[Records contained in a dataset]

****************************************

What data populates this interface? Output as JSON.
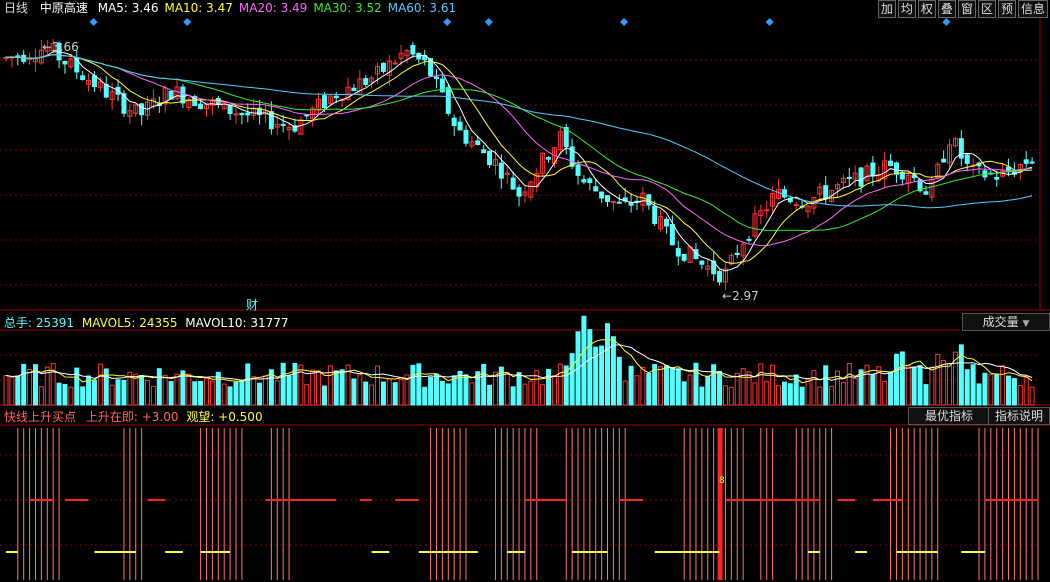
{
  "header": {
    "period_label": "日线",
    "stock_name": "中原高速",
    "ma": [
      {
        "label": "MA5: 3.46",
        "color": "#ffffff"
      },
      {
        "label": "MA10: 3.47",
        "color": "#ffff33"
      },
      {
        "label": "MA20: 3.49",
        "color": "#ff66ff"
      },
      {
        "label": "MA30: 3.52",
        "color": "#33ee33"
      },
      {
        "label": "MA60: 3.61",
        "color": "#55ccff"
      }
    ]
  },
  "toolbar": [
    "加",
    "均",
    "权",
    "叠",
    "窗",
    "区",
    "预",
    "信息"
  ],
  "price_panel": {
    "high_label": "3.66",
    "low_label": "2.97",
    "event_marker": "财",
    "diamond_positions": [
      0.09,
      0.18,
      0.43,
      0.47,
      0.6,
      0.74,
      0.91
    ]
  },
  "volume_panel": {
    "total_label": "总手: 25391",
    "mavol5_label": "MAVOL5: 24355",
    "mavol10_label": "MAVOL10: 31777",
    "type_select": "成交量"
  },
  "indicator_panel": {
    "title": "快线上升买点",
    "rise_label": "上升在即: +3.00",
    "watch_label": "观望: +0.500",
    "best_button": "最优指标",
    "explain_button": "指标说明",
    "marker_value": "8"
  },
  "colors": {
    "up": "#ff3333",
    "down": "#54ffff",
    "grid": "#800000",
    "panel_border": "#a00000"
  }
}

****************************************

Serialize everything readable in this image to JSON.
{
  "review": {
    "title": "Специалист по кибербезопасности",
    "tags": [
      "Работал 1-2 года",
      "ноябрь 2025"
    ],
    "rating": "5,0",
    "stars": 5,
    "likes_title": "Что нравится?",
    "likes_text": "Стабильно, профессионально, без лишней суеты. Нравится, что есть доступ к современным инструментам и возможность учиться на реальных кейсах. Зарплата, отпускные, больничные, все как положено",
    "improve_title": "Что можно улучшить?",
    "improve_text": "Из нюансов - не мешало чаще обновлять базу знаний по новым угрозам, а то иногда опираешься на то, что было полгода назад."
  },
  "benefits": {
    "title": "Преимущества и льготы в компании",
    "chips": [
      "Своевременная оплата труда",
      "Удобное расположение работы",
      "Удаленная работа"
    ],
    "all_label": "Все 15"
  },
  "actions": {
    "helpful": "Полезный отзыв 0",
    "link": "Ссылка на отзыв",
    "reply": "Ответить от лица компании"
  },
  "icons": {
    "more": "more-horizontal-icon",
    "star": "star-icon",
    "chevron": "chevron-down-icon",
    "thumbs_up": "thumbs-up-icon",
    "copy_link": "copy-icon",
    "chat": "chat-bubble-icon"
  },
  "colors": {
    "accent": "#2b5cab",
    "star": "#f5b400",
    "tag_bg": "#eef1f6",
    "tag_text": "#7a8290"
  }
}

****************************************

:: GOAL ::
Give only the number of lines in the data that include the string "this".

:: WRITTEN RESPONSE ::
2